What is required => Print the records below word for word, but leave out the pictures.

Excerpted records =>
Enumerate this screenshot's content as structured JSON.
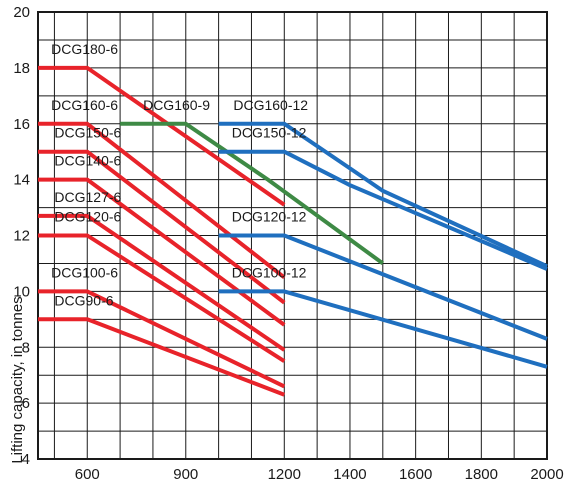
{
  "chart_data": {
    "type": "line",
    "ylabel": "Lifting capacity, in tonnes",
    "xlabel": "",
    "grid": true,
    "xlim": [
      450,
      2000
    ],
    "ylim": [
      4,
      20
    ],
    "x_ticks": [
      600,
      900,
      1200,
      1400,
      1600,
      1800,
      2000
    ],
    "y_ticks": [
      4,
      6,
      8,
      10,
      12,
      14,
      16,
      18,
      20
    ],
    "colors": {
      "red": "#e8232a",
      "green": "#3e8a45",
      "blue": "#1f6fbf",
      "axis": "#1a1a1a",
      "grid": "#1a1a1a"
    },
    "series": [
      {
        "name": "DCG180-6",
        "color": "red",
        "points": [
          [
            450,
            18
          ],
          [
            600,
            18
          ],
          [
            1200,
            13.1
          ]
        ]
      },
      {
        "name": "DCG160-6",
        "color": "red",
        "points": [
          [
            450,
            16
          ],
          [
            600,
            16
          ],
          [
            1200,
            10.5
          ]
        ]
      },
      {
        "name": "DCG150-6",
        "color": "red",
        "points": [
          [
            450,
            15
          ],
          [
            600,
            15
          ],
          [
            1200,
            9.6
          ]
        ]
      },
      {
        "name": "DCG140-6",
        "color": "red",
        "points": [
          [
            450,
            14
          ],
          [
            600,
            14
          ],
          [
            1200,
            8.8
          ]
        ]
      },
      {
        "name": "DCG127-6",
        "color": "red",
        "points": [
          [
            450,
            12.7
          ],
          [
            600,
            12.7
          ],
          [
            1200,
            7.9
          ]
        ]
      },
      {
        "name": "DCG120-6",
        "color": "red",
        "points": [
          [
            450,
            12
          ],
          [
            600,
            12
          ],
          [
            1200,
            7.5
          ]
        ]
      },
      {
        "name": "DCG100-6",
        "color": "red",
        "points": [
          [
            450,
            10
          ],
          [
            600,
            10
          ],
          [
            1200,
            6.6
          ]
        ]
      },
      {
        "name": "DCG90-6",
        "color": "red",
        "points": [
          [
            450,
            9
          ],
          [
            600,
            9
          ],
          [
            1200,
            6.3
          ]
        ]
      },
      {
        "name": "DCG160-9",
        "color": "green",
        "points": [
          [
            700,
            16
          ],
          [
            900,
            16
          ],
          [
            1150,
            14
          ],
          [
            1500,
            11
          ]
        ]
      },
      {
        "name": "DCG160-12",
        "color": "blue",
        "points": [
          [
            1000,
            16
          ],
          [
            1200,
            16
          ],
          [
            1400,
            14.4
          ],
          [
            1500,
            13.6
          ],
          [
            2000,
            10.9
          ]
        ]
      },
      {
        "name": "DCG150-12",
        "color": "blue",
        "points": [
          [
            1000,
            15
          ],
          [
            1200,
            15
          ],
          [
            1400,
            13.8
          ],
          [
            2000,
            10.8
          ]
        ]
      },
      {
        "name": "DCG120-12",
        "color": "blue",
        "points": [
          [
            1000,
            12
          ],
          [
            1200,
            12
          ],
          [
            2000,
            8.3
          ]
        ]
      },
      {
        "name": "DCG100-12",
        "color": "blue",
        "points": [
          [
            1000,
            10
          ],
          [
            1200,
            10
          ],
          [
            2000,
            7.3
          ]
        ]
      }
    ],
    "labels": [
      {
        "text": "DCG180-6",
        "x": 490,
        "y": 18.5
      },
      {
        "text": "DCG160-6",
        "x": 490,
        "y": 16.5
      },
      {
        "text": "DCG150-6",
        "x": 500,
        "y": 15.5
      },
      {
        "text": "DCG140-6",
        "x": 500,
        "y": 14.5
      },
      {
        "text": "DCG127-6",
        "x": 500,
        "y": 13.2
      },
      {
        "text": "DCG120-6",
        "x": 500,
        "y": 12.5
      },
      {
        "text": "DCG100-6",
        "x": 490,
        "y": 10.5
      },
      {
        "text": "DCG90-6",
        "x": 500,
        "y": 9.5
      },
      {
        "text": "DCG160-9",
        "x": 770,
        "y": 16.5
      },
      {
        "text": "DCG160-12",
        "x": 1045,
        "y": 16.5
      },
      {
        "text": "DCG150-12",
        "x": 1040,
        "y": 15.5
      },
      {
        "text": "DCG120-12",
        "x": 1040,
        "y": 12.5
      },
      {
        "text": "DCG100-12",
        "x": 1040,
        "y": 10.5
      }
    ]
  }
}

Answer to this task =>
Enumerate this screenshot's content as structured JSON.
{
  "chart_data": {
    "type": "line",
    "ylabel": "Lifting capacity, in tonnes",
    "xlabel": "",
    "grid": true,
    "xlim": [
      450,
      2000
    ],
    "ylim": [
      4,
      20
    ],
    "x_ticks": [
      600,
      900,
      1200,
      1400,
      1600,
      1800,
      2000
    ],
    "y_ticks": [
      4,
      6,
      8,
      10,
      12,
      14,
      16,
      18,
      20
    ],
    "colors": {
      "red": "#e8232a",
      "green": "#3e8a45",
      "blue": "#1f6fbf",
      "axis": "#1a1a1a",
      "grid": "#1a1a1a"
    },
    "series": [
      {
        "name": "DCG180-6",
        "color": "red",
        "points": [
          [
            450,
            18
          ],
          [
            600,
            18
          ],
          [
            1200,
            13.1
          ]
        ]
      },
      {
        "name": "DCG160-6",
        "color": "red",
        "points": [
          [
            450,
            16
          ],
          [
            600,
            16
          ],
          [
            1200,
            10.5
          ]
        ]
      },
      {
        "name": "DCG150-6",
        "color": "red",
        "points": [
          [
            450,
            15
          ],
          [
            600,
            15
          ],
          [
            1200,
            9.6
          ]
        ]
      },
      {
        "name": "DCG140-6",
        "color": "red",
        "points": [
          [
            450,
            14
          ],
          [
            600,
            14
          ],
          [
            1200,
            8.8
          ]
        ]
      },
      {
        "name": "DCG127-6",
        "color": "red",
        "points": [
          [
            450,
            12.7
          ],
          [
            600,
            12.7
          ],
          [
            1200,
            7.9
          ]
        ]
      },
      {
        "name": "DCG120-6",
        "color": "red",
        "points": [
          [
            450,
            12
          ],
          [
            600,
            12
          ],
          [
            1200,
            7.5
          ]
        ]
      },
      {
        "name": "DCG100-6",
        "color": "red",
        "points": [
          [
            450,
            10
          ],
          [
            600,
            10
          ],
          [
            1200,
            6.6
          ]
        ]
      },
      {
        "name": "DCG90-6",
        "color": "red",
        "points": [
          [
            450,
            9
          ],
          [
            600,
            9
          ],
          [
            1200,
            6.3
          ]
        ]
      },
      {
        "name": "DCG160-9",
        "color": "green",
        "points": [
          [
            700,
            16
          ],
          [
            900,
            16
          ],
          [
            1150,
            14
          ],
          [
            1500,
            11
          ]
        ]
      },
      {
        "name": "DCG160-12",
        "color": "blue",
        "points": [
          [
            1000,
            16
          ],
          [
            1200,
            16
          ],
          [
            1400,
            14.4
          ],
          [
            1500,
            13.6
          ],
          [
            2000,
            10.9
          ]
        ]
      },
      {
        "name": "DCG150-12",
        "color": "blue",
        "points": [
          [
            1000,
            15
          ],
          [
            1200,
            15
          ],
          [
            1400,
            13.8
          ],
          [
            2000,
            10.8
          ]
        ]
      },
      {
        "name": "DCG120-12",
        "color": "blue",
        "points": [
          [
            1000,
            12
          ],
          [
            1200,
            12
          ],
          [
            2000,
            8.3
          ]
        ]
      },
      {
        "name": "DCG100-12",
        "color": "blue",
        "points": [
          [
            1000,
            10
          ],
          [
            1200,
            10
          ],
          [
            2000,
            7.3
          ]
        ]
      }
    ],
    "labels": [
      {
        "text": "DCG180-6",
        "x": 490,
        "y": 18.5
      },
      {
        "text": "DCG160-6",
        "x": 490,
        "y": 16.5
      },
      {
        "text": "DCG150-6",
        "x": 500,
        "y": 15.5
      },
      {
        "text": "DCG140-6",
        "x": 500,
        "y": 14.5
      },
      {
        "text": "DCG127-6",
        "x": 500,
        "y": 13.2
      },
      {
        "text": "DCG120-6",
        "x": 500,
        "y": 12.5
      },
      {
        "text": "DCG100-6",
        "x": 490,
        "y": 10.5
      },
      {
        "text": "DCG90-6",
        "x": 500,
        "y": 9.5
      },
      {
        "text": "DCG160-9",
        "x": 770,
        "y": 16.5
      },
      {
        "text": "DCG160-12",
        "x": 1045,
        "y": 16.5
      },
      {
        "text": "DCG150-12",
        "x": 1040,
        "y": 15.5
      },
      {
        "text": "DCG120-12",
        "x": 1040,
        "y": 12.5
      },
      {
        "text": "DCG100-12",
        "x": 1040,
        "y": 10.5
      }
    ]
  }
}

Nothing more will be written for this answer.